Required work:
(A) In the Java caching thread, which taxonomy was used to build the graph hosted on the server?
(B) Write the next part of the Java caching thread, picking up right after its last line.

Top of Excerpt provided

That's what I'm doing now, and Matt's response pointed me into that
direction, although he wasn't right with his argument of me having a
strong reference.

Bye,
Tassilo
 
T

Tassilo Horn

Hi Matt,
Get () returns a strong reference (if there is one) which your code
discarded. Sorry for the confusion--I was describing what you should
do, not what you had done.

Yes, and I got it right. So thanks again for the pointer.

Bye,
Tassilo
 
T

Tassilo Horn

Hi Matt,
Having millions of keys is probably your main design consideration.
Are they accessed somewhat randomly or is there some pattern?

To make the cache efficient you have to have a reasonable guess at the
usage pattern. (i.e. How many re-reads are you expecting to save?
What's the cost of each one? How often are writes performed)

To make a short story short: There's a server hosting a graph that was
built using the WordNet taxonomy. It offers a method to compare two
words via RMI.

The clients are used to compare some other graphs modeling requirements,
and on the lowest level that includes comparing words. For that, it
simply asks the server. Of course, many requirements use equal words,
so the similarity for a pair is cached.

So I'd say keeping the most often used word pairs and deleting the least
often used would be the best caching policy. But currently this is not
the bottleneck, so I'll stay with the current delete-all approach till
optimization on this side is needed.

Bye,
Tassilo
 
A

Alan Gutierrez

The other alternative I've thought about is deriving the cache classes
directly from SoftReference and overriding the clear() method. But its
docs state that the garbage collector won't call clear() but delete the
referent directly. So that's no solution, too.

Basically, what I want is an interface Clearable which defines a clear()
method that's called automatically if heap space shrinks away, but I
couldn't find anything like that.

So what's the right way to implement a cache in Java?

Read through the ReferenceMap in Google Collections to see a map
implementation that supports keys and/or values wrapped in soft or
weak references.

http://code.google.com/p/google-col...m/google/common/collect/ReferenceMap.java?r=4

ReferneceMap is gone in the latest Google Collections replaced by...

Bottom of Excerpt provided
Top of Data provided

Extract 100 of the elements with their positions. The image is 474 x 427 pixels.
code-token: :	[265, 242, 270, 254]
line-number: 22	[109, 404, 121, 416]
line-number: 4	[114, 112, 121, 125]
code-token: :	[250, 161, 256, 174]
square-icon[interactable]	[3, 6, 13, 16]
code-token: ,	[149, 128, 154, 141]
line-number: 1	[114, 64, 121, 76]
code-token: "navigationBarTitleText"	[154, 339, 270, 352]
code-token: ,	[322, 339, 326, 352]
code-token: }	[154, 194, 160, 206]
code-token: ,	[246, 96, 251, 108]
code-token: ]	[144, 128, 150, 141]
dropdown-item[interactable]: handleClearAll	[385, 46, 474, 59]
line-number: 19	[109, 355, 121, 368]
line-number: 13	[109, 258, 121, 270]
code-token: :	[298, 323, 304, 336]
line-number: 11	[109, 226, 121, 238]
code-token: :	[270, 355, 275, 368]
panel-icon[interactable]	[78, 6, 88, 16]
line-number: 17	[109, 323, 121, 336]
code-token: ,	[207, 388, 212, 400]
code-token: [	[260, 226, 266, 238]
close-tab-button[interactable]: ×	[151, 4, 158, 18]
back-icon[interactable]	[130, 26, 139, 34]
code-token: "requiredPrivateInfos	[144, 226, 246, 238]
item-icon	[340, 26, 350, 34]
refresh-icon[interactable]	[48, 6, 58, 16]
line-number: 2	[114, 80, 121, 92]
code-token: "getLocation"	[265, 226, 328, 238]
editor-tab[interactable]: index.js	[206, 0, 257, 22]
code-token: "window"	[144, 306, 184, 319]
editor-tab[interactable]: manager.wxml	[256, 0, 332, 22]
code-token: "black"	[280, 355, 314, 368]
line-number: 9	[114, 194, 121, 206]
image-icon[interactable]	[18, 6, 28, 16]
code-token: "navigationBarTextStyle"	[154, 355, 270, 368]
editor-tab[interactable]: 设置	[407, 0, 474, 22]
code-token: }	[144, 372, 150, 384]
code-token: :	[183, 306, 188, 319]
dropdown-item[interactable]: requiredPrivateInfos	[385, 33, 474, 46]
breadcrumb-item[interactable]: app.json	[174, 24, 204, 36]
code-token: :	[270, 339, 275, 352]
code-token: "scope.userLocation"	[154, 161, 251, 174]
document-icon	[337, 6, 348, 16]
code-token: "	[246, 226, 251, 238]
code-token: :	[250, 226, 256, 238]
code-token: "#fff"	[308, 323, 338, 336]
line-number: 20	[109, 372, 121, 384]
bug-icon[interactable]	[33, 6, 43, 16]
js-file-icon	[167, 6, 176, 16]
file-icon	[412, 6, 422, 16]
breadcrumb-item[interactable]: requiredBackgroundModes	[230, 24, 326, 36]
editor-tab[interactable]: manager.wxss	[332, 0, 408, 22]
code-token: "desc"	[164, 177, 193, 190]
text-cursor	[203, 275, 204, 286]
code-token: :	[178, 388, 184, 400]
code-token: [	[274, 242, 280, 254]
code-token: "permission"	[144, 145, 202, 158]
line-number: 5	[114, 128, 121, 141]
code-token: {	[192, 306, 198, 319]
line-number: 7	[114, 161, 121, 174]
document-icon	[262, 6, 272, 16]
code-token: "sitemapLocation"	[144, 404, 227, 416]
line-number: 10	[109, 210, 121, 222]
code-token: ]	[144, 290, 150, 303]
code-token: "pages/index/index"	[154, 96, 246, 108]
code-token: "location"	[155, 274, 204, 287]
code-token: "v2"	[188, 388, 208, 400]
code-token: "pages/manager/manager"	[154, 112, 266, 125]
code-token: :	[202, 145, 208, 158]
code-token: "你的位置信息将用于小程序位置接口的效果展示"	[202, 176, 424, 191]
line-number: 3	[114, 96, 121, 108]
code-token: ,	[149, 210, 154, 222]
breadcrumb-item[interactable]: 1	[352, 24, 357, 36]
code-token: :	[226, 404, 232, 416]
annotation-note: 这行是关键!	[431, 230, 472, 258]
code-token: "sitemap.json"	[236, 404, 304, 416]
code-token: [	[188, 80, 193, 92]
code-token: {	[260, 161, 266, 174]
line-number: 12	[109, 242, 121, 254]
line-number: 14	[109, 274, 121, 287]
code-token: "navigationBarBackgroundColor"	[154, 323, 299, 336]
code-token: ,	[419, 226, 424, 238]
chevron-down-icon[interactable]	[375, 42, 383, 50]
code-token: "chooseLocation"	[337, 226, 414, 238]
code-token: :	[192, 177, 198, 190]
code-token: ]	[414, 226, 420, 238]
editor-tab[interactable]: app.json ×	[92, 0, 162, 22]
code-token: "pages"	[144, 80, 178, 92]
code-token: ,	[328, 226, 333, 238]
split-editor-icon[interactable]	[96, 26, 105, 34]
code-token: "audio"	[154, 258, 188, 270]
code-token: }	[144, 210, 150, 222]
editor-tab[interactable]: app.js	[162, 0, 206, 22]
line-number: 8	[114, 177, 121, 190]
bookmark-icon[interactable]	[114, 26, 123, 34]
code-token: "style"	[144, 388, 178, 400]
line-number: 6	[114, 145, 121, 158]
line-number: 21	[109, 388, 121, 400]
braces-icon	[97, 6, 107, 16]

Bottom of Data provided

Answers for each item:
(A) The WordNet taxonomy.

(B)
Map<String, WordInfo> cache =
new MapMaker.weakKeys().softValues().makeMap();

I've implemented caches that have weak or soft references to the by
creating a subclass of SoftReference that adds the value key as a
property of the reference, keeping the references in a reference
queue. Whenever get or put is called on the cache, I walk through the
reference queue removing the collected values from the cache, using
the key kept in the reference. You can see the collect method in this
cache class as as a place to start to see the implementation.

http://github.com/bigeasy/sheaf/blo...c/main/java/com/goodworkalan/sheaf/Sheaf.java

Alan Gutierrez - (e-mail address removed) - http://blogometer.com/
 
T

Tassilo Horn

Hi Alan,
ReferneceMap is gone in the latest Google Collections replaced by...

Map<String, WordInfo> cache =
new MapMaker.weakKeys().softValues().makeMap();

I've implemented caches that have weak or soft references to the by
creating a subclass of SoftReference that adds the value key as a
property of the reference, keeping the references in a reference
queue. Whenever get or put is called on the cache, I walk through the
reference queue removing the collected values from the cache, using
the key kept in the reference. You can see the collect method in this
cache class as as a place to start to see the implementation.

http://github.com/bigeasy/sheaf/blo...c/main/java/com/goodworkalan/sheaf/Sheaf.java

Thanks, that looks interesting. I'll have a look at it.